● Excerpt provided
The first-year law students had a variety of opportunities to choose from on Aug. 16 at the second annual Public Service Project Day, a mandatory activity instituted by Dean Paul Schiff Berman. The event dovetails with the emphasis Berman and the College of Law place on a legal education that imparts the necessity – and reward – of giving back to society.
“Serving the community is part of the professional obligation of lawyers, and we want to instill that duty literally from day one,” said Dean Paul Schiff Berman. “In addition, working in the community allows new law students to get to know each other in a setting outside of class.”
The students chose to garden and work with refugee farmers and youth who are resettled by the International Rescue Committee, prepare and serve meals to residents of Andre House, restore bicycles donated to St. Vincent De Paul, sort clothing for Fresh Start Women’s Foundation, which helps displaced women restart their lives, prepare food boxes at St. Mary’s Food Bank Alliance, exercise shelter animals at the Maricopa County Animal Care and Control, and make gift bows of Harkins film as a fundraiser for Free Arts of Arizona, which helps abused children.
Second-year law student David Blackledge organized and participated in a painting event at a safe house for victims of child sex slavery, which is operated by StreetLight Phoenix. The nonprofit organization provides safe housing, and produces an environment for life transformation to the children and prevents further risk of their exploitation.
“This service event helped us focus on the real opportunity and promise of a legal education – that the law should be for people and not just those that can afford it,” Blackledge said. “The day proved to the students that pro bono work is not just a ‘check-box’ to work through to meet the letter of professional responsibility, but a real-world need that can make a big difference to groups that need help.”
Blackledge also is a board member of “13” - Advocacy Against Sex Trafficking, a student organization at the College of Law that brings awareness to the community about the sex-slavery epidemic. So named for the average age that a child is sold or stolen into prostitution in the United States, “13” partners with StreetLight, other similar organizations and law enforcement.
At the StreetLight community service event, about 25 students listened to compelling stories about law enforcement’s progress in freeing child victims, learned more about the program and toured the safe house. The students then helped prepare the house for a move-in of residents this fall.

● Source data
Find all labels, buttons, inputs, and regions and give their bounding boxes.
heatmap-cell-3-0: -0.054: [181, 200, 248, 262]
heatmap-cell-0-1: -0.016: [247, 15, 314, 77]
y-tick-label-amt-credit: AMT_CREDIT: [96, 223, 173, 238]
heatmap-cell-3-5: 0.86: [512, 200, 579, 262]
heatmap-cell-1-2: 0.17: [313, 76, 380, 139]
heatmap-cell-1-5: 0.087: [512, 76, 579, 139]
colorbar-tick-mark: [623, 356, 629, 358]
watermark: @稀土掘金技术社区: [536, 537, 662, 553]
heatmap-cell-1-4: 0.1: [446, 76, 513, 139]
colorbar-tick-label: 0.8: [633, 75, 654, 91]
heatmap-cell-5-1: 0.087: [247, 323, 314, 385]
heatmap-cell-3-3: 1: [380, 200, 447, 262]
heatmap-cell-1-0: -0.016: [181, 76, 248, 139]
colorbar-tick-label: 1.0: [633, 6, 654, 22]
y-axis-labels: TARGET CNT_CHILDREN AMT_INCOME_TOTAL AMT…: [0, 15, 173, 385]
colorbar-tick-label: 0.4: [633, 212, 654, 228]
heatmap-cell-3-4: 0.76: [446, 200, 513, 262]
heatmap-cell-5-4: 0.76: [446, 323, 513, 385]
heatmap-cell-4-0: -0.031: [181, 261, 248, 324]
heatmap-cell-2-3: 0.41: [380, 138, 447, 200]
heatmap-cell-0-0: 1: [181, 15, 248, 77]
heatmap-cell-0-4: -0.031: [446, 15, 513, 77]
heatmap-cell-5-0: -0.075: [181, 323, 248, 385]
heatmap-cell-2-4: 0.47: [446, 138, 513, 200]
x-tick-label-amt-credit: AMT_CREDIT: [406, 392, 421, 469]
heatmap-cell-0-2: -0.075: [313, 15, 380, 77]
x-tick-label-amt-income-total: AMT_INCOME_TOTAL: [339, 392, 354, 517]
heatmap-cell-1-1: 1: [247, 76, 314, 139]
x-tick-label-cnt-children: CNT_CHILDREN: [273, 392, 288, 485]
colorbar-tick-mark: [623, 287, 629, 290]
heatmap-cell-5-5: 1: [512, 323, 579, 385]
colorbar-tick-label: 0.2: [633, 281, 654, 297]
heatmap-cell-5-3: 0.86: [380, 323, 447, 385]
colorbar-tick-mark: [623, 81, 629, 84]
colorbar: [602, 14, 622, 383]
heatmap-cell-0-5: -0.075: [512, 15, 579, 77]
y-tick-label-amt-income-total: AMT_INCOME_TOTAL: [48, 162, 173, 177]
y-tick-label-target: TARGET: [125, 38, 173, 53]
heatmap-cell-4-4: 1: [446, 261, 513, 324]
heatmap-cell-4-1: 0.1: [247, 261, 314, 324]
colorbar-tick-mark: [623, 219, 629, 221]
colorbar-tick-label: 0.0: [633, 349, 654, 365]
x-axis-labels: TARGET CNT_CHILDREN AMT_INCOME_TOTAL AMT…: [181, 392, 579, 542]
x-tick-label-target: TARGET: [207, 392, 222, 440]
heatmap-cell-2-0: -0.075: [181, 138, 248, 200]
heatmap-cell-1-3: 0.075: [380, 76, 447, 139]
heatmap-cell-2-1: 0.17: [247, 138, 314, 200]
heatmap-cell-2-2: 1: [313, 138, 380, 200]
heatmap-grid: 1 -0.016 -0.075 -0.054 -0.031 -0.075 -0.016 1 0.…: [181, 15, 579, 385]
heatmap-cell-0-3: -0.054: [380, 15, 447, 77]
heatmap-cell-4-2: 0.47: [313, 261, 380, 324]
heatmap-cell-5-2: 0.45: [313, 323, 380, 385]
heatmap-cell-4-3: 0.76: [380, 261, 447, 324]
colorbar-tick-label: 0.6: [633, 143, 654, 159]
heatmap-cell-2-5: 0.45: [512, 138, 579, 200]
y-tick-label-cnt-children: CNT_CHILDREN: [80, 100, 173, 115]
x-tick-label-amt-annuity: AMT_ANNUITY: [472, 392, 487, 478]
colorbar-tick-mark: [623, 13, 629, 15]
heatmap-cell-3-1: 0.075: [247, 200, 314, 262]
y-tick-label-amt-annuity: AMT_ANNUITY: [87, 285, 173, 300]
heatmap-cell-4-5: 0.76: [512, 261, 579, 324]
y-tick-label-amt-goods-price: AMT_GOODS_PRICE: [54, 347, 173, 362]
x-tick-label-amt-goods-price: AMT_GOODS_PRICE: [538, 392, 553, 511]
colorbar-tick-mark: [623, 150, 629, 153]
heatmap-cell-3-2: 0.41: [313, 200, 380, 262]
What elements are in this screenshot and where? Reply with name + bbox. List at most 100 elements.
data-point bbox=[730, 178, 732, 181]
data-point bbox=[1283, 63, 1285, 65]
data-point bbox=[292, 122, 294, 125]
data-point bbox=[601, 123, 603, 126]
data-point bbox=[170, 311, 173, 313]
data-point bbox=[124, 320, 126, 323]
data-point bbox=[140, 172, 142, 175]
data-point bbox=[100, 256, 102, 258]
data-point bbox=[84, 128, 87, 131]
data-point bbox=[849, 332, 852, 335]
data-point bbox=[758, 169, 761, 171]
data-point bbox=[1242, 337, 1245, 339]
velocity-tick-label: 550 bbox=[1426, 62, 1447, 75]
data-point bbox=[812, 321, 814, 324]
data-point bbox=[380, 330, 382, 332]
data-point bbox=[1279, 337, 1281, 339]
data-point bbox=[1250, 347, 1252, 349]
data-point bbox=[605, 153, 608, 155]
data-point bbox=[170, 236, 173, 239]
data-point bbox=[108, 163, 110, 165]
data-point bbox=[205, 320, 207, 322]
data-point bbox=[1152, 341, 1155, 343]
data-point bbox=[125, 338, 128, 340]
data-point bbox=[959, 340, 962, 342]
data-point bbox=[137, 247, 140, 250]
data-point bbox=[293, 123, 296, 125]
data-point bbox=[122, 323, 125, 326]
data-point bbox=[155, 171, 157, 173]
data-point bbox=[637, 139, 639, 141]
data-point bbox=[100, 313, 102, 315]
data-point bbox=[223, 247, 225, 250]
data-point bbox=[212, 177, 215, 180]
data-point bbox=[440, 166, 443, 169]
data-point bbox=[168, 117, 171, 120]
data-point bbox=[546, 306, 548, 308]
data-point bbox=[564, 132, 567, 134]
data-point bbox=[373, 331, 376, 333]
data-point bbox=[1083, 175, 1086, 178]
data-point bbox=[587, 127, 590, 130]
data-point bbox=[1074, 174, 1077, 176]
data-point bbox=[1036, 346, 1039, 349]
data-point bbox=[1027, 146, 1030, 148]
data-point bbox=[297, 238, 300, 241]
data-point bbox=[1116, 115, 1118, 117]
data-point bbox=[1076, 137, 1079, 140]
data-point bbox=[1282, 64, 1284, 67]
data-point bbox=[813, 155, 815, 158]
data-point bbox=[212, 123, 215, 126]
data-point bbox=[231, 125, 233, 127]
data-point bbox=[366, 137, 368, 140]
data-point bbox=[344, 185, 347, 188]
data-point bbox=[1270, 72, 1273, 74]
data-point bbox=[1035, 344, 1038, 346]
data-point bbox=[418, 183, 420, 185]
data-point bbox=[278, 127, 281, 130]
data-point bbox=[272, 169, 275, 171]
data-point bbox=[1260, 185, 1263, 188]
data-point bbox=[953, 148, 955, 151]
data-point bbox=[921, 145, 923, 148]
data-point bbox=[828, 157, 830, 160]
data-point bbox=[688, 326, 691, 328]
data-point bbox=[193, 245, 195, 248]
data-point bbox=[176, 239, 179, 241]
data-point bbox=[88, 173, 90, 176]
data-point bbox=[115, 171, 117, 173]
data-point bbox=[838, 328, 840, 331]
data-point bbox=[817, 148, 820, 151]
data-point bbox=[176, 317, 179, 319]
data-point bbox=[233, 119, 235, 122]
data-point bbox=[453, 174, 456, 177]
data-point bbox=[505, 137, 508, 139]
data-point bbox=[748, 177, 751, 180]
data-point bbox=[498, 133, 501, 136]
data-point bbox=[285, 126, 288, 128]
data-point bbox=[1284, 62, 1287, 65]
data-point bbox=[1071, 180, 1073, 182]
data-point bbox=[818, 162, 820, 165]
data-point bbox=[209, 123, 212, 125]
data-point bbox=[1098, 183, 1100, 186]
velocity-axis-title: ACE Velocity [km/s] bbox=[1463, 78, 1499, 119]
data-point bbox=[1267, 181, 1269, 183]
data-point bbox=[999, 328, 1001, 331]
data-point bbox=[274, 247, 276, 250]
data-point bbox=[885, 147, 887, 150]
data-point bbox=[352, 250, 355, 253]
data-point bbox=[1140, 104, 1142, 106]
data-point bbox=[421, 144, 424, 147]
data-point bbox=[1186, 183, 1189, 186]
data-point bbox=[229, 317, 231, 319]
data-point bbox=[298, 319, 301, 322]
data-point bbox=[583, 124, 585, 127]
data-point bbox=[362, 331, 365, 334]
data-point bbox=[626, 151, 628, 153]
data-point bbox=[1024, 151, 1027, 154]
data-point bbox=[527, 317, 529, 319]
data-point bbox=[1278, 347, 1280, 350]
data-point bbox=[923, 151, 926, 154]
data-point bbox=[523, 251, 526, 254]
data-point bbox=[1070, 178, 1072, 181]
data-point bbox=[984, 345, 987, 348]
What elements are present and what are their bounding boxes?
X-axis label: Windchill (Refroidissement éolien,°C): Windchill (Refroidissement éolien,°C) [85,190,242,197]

● Instructions to follow
From the text about Public Service Project Day, reproduce the passage from "Second-year law student" up to and including "of their exploitation.". Rely only on the text about Public Service Project Day.

● Task output
Second-year law student David Blackledge organized and participated in a painting event at a safe house for victims of child sex slavery, which is operated by StreetLight Phoenix. The nonprofit organization provides safe housing, and produces an environment for life transformation to the children and prevents further risk of their exploitation.